▼

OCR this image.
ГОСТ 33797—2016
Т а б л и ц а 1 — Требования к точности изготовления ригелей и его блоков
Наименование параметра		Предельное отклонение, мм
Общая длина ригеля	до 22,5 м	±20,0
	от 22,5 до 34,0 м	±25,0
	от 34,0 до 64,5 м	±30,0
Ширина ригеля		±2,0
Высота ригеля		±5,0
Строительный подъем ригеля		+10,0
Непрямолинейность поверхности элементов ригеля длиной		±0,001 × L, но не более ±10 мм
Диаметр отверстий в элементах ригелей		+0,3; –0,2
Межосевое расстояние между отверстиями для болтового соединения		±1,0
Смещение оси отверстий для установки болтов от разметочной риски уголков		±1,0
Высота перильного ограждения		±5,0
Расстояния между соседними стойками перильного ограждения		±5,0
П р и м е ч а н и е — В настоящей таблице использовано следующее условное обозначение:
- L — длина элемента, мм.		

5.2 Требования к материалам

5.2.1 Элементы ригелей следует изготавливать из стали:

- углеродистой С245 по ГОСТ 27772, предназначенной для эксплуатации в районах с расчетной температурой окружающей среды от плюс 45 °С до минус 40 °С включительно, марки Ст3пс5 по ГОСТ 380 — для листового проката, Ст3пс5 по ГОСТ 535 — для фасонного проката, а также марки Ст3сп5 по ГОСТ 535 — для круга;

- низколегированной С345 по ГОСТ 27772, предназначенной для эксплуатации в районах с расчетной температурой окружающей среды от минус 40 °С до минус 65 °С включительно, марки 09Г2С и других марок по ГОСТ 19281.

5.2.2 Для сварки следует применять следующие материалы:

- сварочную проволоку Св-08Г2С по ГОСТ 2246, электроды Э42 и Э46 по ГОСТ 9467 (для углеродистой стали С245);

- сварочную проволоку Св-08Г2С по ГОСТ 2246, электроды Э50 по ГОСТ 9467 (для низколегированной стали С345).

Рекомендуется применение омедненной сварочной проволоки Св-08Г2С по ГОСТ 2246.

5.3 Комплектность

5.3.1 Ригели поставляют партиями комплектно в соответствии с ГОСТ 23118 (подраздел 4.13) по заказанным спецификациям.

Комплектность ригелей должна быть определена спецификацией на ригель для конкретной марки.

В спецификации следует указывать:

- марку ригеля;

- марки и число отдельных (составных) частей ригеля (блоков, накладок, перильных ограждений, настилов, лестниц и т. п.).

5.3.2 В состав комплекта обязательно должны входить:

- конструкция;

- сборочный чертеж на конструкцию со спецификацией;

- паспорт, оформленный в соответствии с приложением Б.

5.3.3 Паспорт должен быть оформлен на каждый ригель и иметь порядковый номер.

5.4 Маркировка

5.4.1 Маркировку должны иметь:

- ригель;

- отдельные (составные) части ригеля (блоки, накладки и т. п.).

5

▲

What you need to do >>
Your task is to give the records above again, exactly.

Solution to this exercise >>
OCR this image.
ГОСТ 33797—2016
Т а б л и ц а 1 — Требования к точности изготовления ригелей и его блоков
Наименование параметра		Предельное отклонение, мм
Общая длина ригеля	до 22,5 м	±20,0
	от 22,5 до 34,0 м	±25,0
	от 34,0 до 64,5 м	±30,0
Ширина ригеля		±2,0
Высота ригеля		±5,0
Строительный подъем ригеля		+10,0
Непрямолинейность поверхности элементов ригеля длиной		±0,001 × L, но не более ±10 мм
Диаметр отверстий в элементах ригелей		+0,3; –0,2
Межосевое расстояние между отверстиями для болтового соединения		±1,0
Смещение оси отверстий для установки болтов от разметочной риски уголков		±1,0
Высота перильного ограждения		±5,0
Расстояния между соседними стойками перильного ограждения		±5,0
П р и м е ч а н и е — В настоящей таблице использовано следующее условное обозначение:
- L — длина элемента, мм.		

5.2 Требования к материалам

5.2.1 Элементы ригелей следует изготавливать из стали:

- углеродистой С245 по ГОСТ 27772, предназначенной для эксплуатации в районах с расчетной температурой окружающей среды от плюс 45 °С до минус 40 °С включительно, марки Ст3пс5 по ГОСТ 380 — для листового проката, Ст3пс5 по ГОСТ 535 — для фасонного проката, а также марки Ст3сп5 по ГОСТ 535 — для круга;

- низколегированной С345 по ГОСТ 27772, предназначенной для эксплуатации в районах с расчетной температурой окружающей среды от минус 40 °С до минус 65 °С включительно, марки 09Г2С и других марок по ГОСТ 19281.

5.2.2 Для сварки следует применять следующие материалы:

- сварочную проволоку Св-08Г2С по ГОСТ 2246, электроды Э42 и Э46 по ГОСТ 9467 (для углеродистой стали С245);

- сварочную проволоку Св-08Г2С по ГОСТ 2246, электроды Э50 по ГОСТ 9467 (для низколегированной стали С345).

Рекомендуется применение омедненной сварочной проволоки Св-08Г2С по ГОСТ 2246.

5.3 Комплектность

5.3.1 Ригели поставляют партиями комплектно в соответствии с ГОСТ 23118 (подраздел 4.13) по заказанным спецификациям.

Комплектность ригелей должна быть определена спецификацией на ригель для конкретной марки.

В спецификации следует указывать:

- марку ригеля;

- марки и число отдельных (составных) частей ригеля (блоков, накладок, перильных ограждений, настилов, лестниц и т. п.).

5.3.2 В состав комплекта обязательно должны входить:

- конструкция;

- сборочный чертеж на конструкцию со спецификацией;

- паспорт, оформленный в соответствии с приложением Б.

5.3.3 Паспорт должен быть оформлен на каждый ригель и иметь порядковый номер.

5.4 Маркировка

5.4.1 Маркировку должны иметь:

- ригель;

- отдельные (составные) части ригеля (блоки, накладки и т. п.).

5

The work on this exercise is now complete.